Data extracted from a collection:
* begin *
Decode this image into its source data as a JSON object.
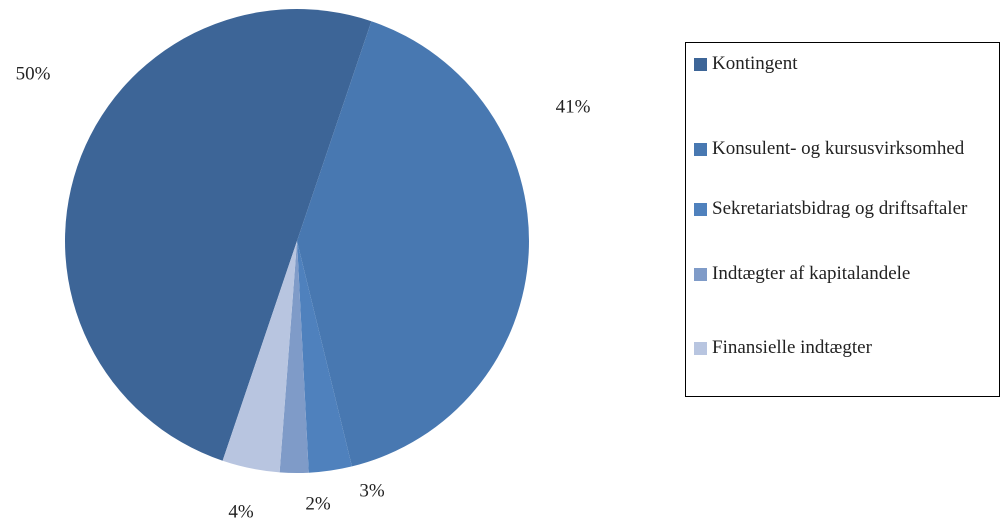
{
  "chart_data": {
    "type": "pie",
    "categories": [
      "Kontingent",
      "Konsulent- og kursusvirksomhed",
      "Sekretariatsbidrag og driftsaftaler",
      "Indtægter af kapitalandele",
      "Finansielle indtægter"
    ],
    "values": [
      50,
      41,
      3,
      2,
      4
    ],
    "value_labels": [
      "50%",
      "41%",
      "3%",
      "2%",
      "4%"
    ],
    "colors": [
      "#3d6597",
      "#4878b1",
      "#4f81bd",
      "#7f9bc8",
      "#b8c5e0"
    ],
    "legend": "right"
  }
}
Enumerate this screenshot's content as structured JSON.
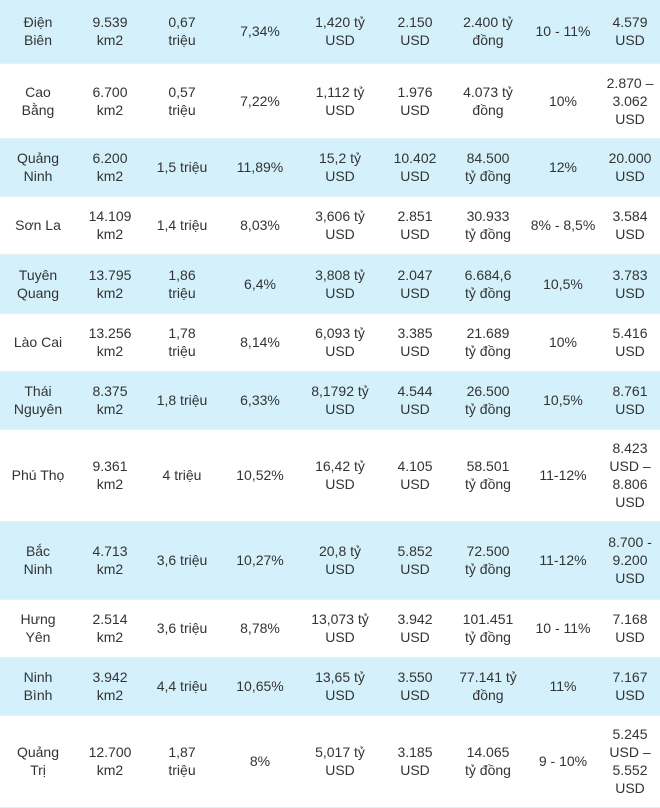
{
  "table": {
    "rows": [
      {
        "cells": [
          "Điện\nBiên",
          "9.539\nkm2",
          "0,67\ntriệu",
          "7,34%",
          "1,420 tỷ\nUSD",
          "2.150\nUSD",
          "2.400 tỷ\nđồng",
          "10 - 11%",
          "4.579\nUSD"
        ]
      },
      {
        "cells": [
          "Cao\nBằng",
          "6.700\nkm2",
          "0,57\ntriệu",
          "7,22%",
          "1,112 tỷ\nUSD",
          "1.976\nUSD",
          "4.073 tỷ\nđồng",
          "10%",
          "2.870 –\n3.062\nUSD"
        ]
      },
      {
        "cells": [
          "Quảng\nNinh",
          "6.200\nkm2",
          "1,5 triệu",
          "11,89%",
          "15,2 tỷ\nUSD",
          "10.402\nUSD",
          "84.500\ntỷ đồng",
          "12%",
          "20.000\nUSD"
        ]
      },
      {
        "cells": [
          "Sơn La",
          "14.109\nkm2",
          "1,4 triệu",
          "8,03%",
          "3,606 tỷ\nUSD",
          "2.851\nUSD",
          "30.933\ntỷ đồng",
          "8% - 8,5%",
          "3.584\nUSD"
        ]
      },
      {
        "cells": [
          "Tuyên\nQuang",
          "13.795\nkm2",
          "1,86\ntriệu",
          "6,4%",
          "3,808 tỷ\nUSD",
          "2.047\nUSD",
          "6.684,6\ntỷ đồng",
          "10,5%",
          "3.783\nUSD"
        ]
      },
      {
        "cells": [
          "Lào Cai",
          "13.256\nkm2",
          "1,78\ntriệu",
          "8,14%",
          "6,093 tỷ\nUSD",
          "3.385\nUSD",
          "21.689\ntỷ đồng",
          "10%",
          "5.416\nUSD"
        ]
      },
      {
        "cells": [
          "Thái\nNguyên",
          "8.375\nkm2",
          "1,8 triệu",
          "6,33%",
          "8,1792 tỷ\nUSD",
          "4.544\nUSD",
          "26.500\ntỷ đồng",
          "10,5%",
          "8.761\nUSD"
        ]
      },
      {
        "cells": [
          "Phú Thọ",
          "9.361\nkm2",
          "4 triệu",
          "10,52%",
          "16,42 tỷ\nUSD",
          "4.105\nUSD",
          "58.501\ntỷ đồng",
          "11-12%",
          "8.423\nUSD –\n8.806\nUSD"
        ]
      },
      {
        "cells": [
          "Bắc\nNinh",
          "4.713\nkm2",
          "3,6 triệu",
          "10,27%",
          "20,8 tỷ\nUSD",
          "5.852\nUSD",
          "72.500\ntỷ đồng",
          "11-12%",
          "8.700 -\n9.200\nUSD"
        ]
      },
      {
        "cells": [
          "Hưng\nYên",
          "2.514\nkm2",
          "3,6 triệu",
          "8,78%",
          "13,073 tỷ\nUSD",
          "3.942\nUSD",
          "101.451\ntỷ đồng",
          "10 - 11%",
          "7.168\nUSD"
        ]
      },
      {
        "cells": [
          "Ninh\nBình",
          "3.942\nkm2",
          "4,4 triệu",
          "10,65%",
          "13,65 tỷ\nUSD",
          "3.550\nUSD",
          "77.141 tỷ\nđồng",
          "11%",
          "7.167 USD"
        ]
      },
      {
        "cells": [
          "Quảng\nTrị",
          "12.700\nkm2",
          "1,87\ntriệu",
          "8%",
          "5,017 tỷ\nUSD",
          "3.185\nUSD",
          "14.065\ntỷ đồng",
          "9 - 10%",
          "5.245\nUSD –\n5.552\nUSD"
        ]
      }
    ]
  }
}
* end *
- What you will do -
Return the entries unchanged, save for the pictures, which do not belong in the copy.

- Exercise solution -
Decode this image into its source data as a JSON object.
{
  "chart_data": {
    "type": "pie",
    "categories": [
      "Kontingent",
      "Konsulent- og kursusvirksomhed",
      "Sekretariatsbidrag og driftsaftaler",
      "Indtægter af kapitalandele",
      "Finansielle indtægter"
    ],
    "values": [
      50,
      41,
      3,
      2,
      4
    ],
    "value_labels": [
      "50%",
      "41%",
      "3%",
      "2%",
      "4%"
    ],
    "colors": [
      "#3d6597",
      "#4878b1",
      "#4f81bd",
      "#7f9bc8",
      "#b8c5e0"
    ],
    "legend": "right"
  }
}
Enumerate this screenshot's content as structured JSON.
{
  "table": {
    "rows": [
      {
        "cells": [
          "Điện\nBiên",
          "9.539\nkm2",
          "0,67\ntriệu",
          "7,34%",
          "1,420 tỷ\nUSD",
          "2.150\nUSD",
          "2.400 tỷ\nđồng",
          "10 - 11%",
          "4.579\nUSD"
        ]
      },
      {
        "cells": [
          "Cao\nBằng",
          "6.700\nkm2",
          "0,57\ntriệu",
          "7,22%",
          "1,112 tỷ\nUSD",
          "1.976\nUSD",
          "4.073 tỷ\nđồng",
          "10%",
          "2.870 –\n3.062\nUSD"
        ]
      },
      {
        "cells": [
          "Quảng\nNinh",
          "6.200\nkm2",
          "1,5 triệu",
          "11,89%",
          "15,2 tỷ\nUSD",
          "10.402\nUSD",
          "84.500\ntỷ đồng",
          "12%",
          "20.000\nUSD"
        ]
      },
      {
        "cells": [
          "Sơn La",
          "14.109\nkm2",
          "1,4 triệu",
          "8,03%",
          "3,606 tỷ\nUSD",
          "2.851\nUSD",
          "30.933\ntỷ đồng",
          "8% - 8,5%",
          "3.584\nUSD"
        ]
      },
      {
        "cells": [
          "Tuyên\nQuang",
          "13.795\nkm2",
          "1,86\ntriệu",
          "6,4%",
          "3,808 tỷ\nUSD",
          "2.047\nUSD",
          "6.684,6\ntỷ đồng",
          "10,5%",
          "3.783\nUSD"
        ]
      },
      {
        "cells": [
          "Lào Cai",
          "13.256\nkm2",
          "1,78\ntriệu",
          "8,14%",
          "6,093 tỷ\nUSD",
          "3.385\nUSD",
          "21.689\ntỷ đồng",
          "10%",
          "5.416\nUSD"
        ]
      },
      {
        "cells": [
          "Thái\nNguyên",
          "8.375\nkm2",
          "1,8 triệu",
          "6,33%",
          "8,1792 tỷ\nUSD",
          "4.544\nUSD",
          "26.500\ntỷ đồng",
          "10,5%",
          "8.761\nUSD"
        ]
      },
      {
        "cells": [
          "Phú Thọ",
          "9.361\nkm2",
          "4 triệu",
          "10,52%",
          "16,42 tỷ\nUSD",
          "4.105\nUSD",
          "58.501\ntỷ đồng",
          "11-12%",
          "8.423\nUSD –\n8.806\nUSD"
        ]
      },
      {
        "cells": [
          "Bắc\nNinh",
          "4.713\nkm2",
          "3,6 triệu",
          "10,27%",
          "20,8 tỷ\nUSD",
          "5.852\nUSD",
          "72.500\ntỷ đồng",
          "11-12%",
          "8.700 -\n9.200\nUSD"
        ]
      },
      {
        "cells": [
          "Hưng\nYên",
          "2.514\nkm2",
          "3,6 triệu",
          "8,78%",
          "13,073 tỷ\nUSD",
          "3.942\nUSD",
          "101.451\ntỷ đồng",
          "10 - 11%",
          "7.168\nUSD"
        ]
      },
      {
        "cells": [
          "Ninh\nBình",
          "3.942\nkm2",
          "4,4 triệu",
          "10,65%",
          "13,65 tỷ\nUSD",
          "3.550\nUSD",
          "77.141 tỷ\nđồng",
          "11%",
          "7.167 USD"
        ]
      },
      {
        "cells": [
          "Quảng\nTrị",
          "12.700\nkm2",
          "1,87\ntriệu",
          "8%",
          "5,017 tỷ\nUSD",
          "3.185\nUSD",
          "14.065\ntỷ đồng",
          "9 - 10%",
          "5.245\nUSD –\n5.552\nUSD"
        ]
      }
    ]
  }
}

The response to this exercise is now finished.